> **What is required**
What follows is a set of entries. Repeat them exactly, but not their pictures.

> **Materials provided**

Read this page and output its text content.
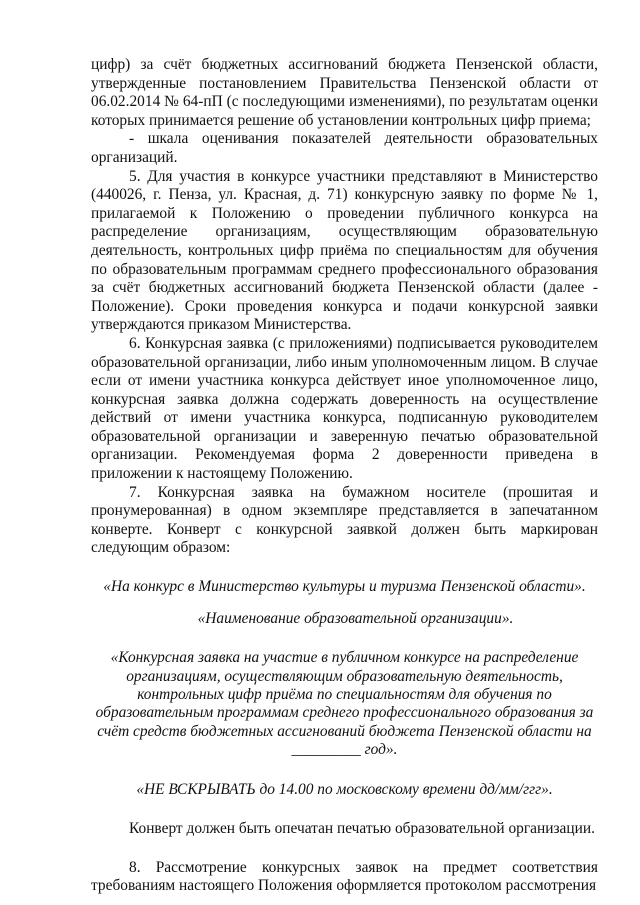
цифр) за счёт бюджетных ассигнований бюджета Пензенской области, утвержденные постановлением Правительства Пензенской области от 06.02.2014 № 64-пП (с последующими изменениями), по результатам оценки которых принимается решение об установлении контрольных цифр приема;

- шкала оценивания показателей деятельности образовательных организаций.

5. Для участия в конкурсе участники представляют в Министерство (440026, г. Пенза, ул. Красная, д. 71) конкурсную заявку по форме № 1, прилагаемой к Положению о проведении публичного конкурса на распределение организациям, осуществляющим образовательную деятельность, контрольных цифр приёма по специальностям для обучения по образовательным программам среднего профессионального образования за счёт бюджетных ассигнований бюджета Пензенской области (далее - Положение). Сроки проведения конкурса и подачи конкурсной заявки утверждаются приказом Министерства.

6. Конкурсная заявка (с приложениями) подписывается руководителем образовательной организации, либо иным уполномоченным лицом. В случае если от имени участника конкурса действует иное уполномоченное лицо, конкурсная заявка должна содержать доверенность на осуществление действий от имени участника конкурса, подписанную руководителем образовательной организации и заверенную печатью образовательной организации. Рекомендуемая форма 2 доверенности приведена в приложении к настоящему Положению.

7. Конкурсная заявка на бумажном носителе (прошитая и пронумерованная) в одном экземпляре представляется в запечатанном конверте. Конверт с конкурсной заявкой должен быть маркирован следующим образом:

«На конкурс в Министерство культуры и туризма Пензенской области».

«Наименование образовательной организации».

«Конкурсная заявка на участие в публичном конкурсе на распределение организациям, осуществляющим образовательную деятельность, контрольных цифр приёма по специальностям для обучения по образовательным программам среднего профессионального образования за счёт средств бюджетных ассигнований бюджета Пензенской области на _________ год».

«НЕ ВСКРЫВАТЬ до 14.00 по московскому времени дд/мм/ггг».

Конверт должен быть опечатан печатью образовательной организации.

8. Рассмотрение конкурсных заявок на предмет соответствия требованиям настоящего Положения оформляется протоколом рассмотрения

> **Output below**
Read this page and output its text content.
цифр) за счёт бюджетных ассигнований бюджета Пензенской области, утвержденные постановлением Правительства Пензенской области от 06.02.2014 № 64-пП (с последующими изменениями), по результатам оценки которых принимается решение об установлении контрольных цифр приема;

- шкала оценивания показателей деятельности образовательных организаций.

5. Для участия в конкурсе участники представляют в Министерство (440026, г. Пенза, ул. Красная, д. 71) конкурсную заявку по форме № 1, прилагаемой к Положению о проведении публичного конкурса на распределение организациям, осуществляющим образовательную деятельность, контрольных цифр приёма по специальностям для обучения по образовательным программам среднего профессионального образования за счёт бюджетных ассигнований бюджета Пензенской области (далее - Положение). Сроки проведения конкурса и подачи конкурсной заявки утверждаются приказом Министерства.

6. Конкурсная заявка (с приложениями) подписывается руководителем образовательной организации, либо иным уполномоченным лицом. В случае если от имени участника конкурса действует иное уполномоченное лицо, конкурсная заявка должна содержать доверенность на осуществление действий от имени участника конкурса, подписанную руководителем образовательной организации и заверенную печатью образовательной организации. Рекомендуемая форма 2 доверенности приведена в приложении к настоящему Положению.

7. Конкурсная заявка на бумажном носителе (прошитая и пронумерованная) в одном экземпляре представляется в запечатанном конверте. Конверт с конкурсной заявкой должен быть маркирован следующим образом:

«На конкурс в Министерство культуры и туризма Пензенской области».

«Наименование образовательной организации».

«Конкурсная заявка на участие в публичном конкурсе на распределение организациям, осуществляющим образовательную деятельность, контрольных цифр приёма по специальностям для обучения по образовательным программам среднего профессионального образования за счёт средств бюджетных ассигнований бюджета Пензенской области на _________ год».

«НЕ ВСКРЫВАТЬ до 14.00 по московскому времени дд/мм/ггг».

Конверт должен быть опечатан печатью образовательной организации.

8. Рассмотрение конкурсных заявок на предмет соответствия требованиям настоящего Положения оформляется протоколом рассмотрения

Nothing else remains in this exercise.